**Problem details**
Nothing in the data should change when you return it, but leave the pictures out.

· · · · · · ·

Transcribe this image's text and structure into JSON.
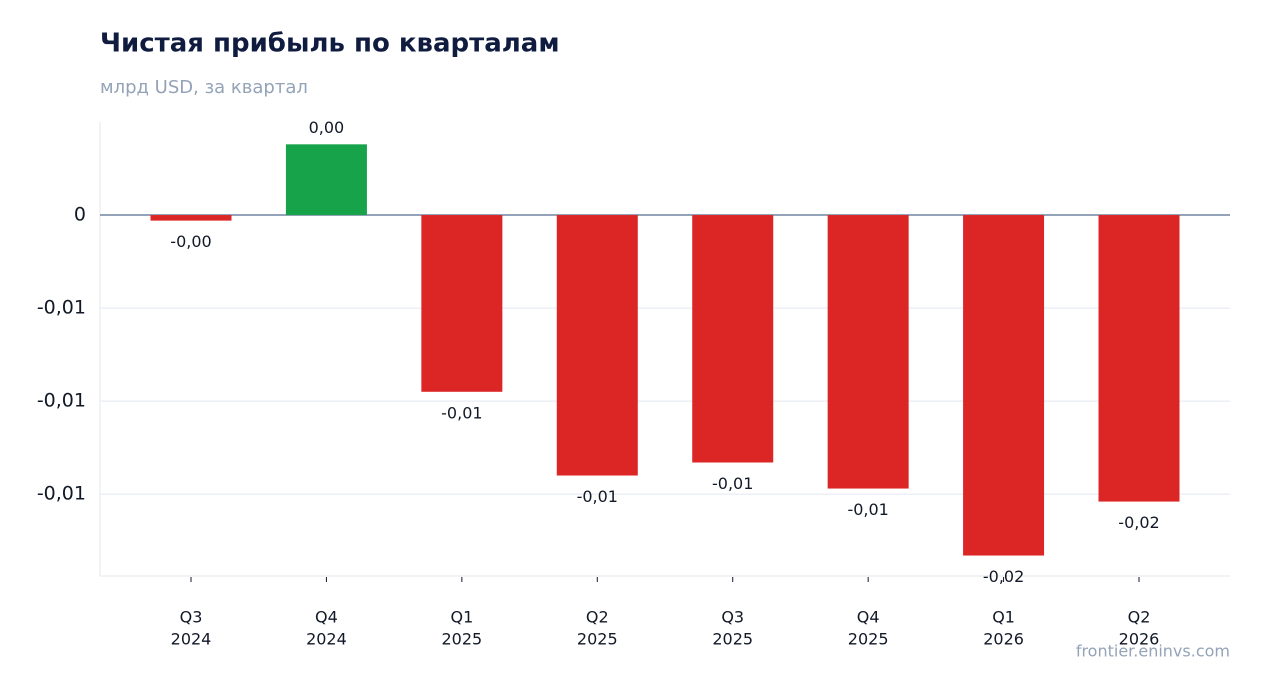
{
  "chart_data": {
    "type": "bar",
    "title": "Чистая прибыль по кварталам",
    "subtitle": "млрд USD, за квартал",
    "source": "frontier.eninvs.com",
    "categories": [
      [
        "Q3",
        "2024"
      ],
      [
        "Q4",
        "2024"
      ],
      [
        "Q1",
        "2025"
      ],
      [
        "Q2",
        "2025"
      ],
      [
        "Q3",
        "2025"
      ],
      [
        "Q4",
        "2025"
      ],
      [
        "Q1",
        "2026"
      ],
      [
        "Q2",
        "2026"
      ]
    ],
    "values": [
      -0.0003,
      0.0038,
      -0.0095,
      -0.014,
      -0.0133,
      -0.0147,
      -0.0183,
      -0.0154
    ],
    "value_labels": [
      "-0,00",
      "0,00",
      "-0,01",
      "-0,01",
      "-0,01",
      "-0,01",
      "-0,02",
      "-0,02"
    ],
    "positive_color": "#16a34a",
    "negative_color": "#dc2626",
    "ylim": [
      -0.0194,
      0.005
    ],
    "yticks": [
      0,
      {
        "value": -0.005,
        "label": "-0,01"
      },
      {
        "value": -0.01,
        "label": "-0,01"
      },
      {
        "value": -0.015,
        "label": "-0,01"
      }
    ],
    "grid": true
  }
}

· · · · · · ·

**Result**
Transcribe this image's text and structure into JSON.
{
  "chart_data": {
    "type": "bar",
    "title": "Чистая прибыль по кварталам",
    "subtitle": "млрд USD, за квартал",
    "source": "frontier.eninvs.com",
    "categories": [
      [
        "Q3",
        "2024"
      ],
      [
        "Q4",
        "2024"
      ],
      [
        "Q1",
        "2025"
      ],
      [
        "Q2",
        "2025"
      ],
      [
        "Q3",
        "2025"
      ],
      [
        "Q4",
        "2025"
      ],
      [
        "Q1",
        "2026"
      ],
      [
        "Q2",
        "2026"
      ]
    ],
    "values": [
      -0.0003,
      0.0038,
      -0.0095,
      -0.014,
      -0.0133,
      -0.0147,
      -0.0183,
      -0.0154
    ],
    "value_labels": [
      "-0,00",
      "0,00",
      "-0,01",
      "-0,01",
      "-0,01",
      "-0,01",
      "-0,02",
      "-0,02"
    ],
    "positive_color": "#16a34a",
    "negative_color": "#dc2626",
    "ylim": [
      -0.0194,
      0.005
    ],
    "yticks": [
      0,
      {
        "value": -0.005,
        "label": "-0,01"
      },
      {
        "value": -0.01,
        "label": "-0,01"
      },
      {
        "value": -0.015,
        "label": "-0,01"
      }
    ],
    "grid": true
  }
}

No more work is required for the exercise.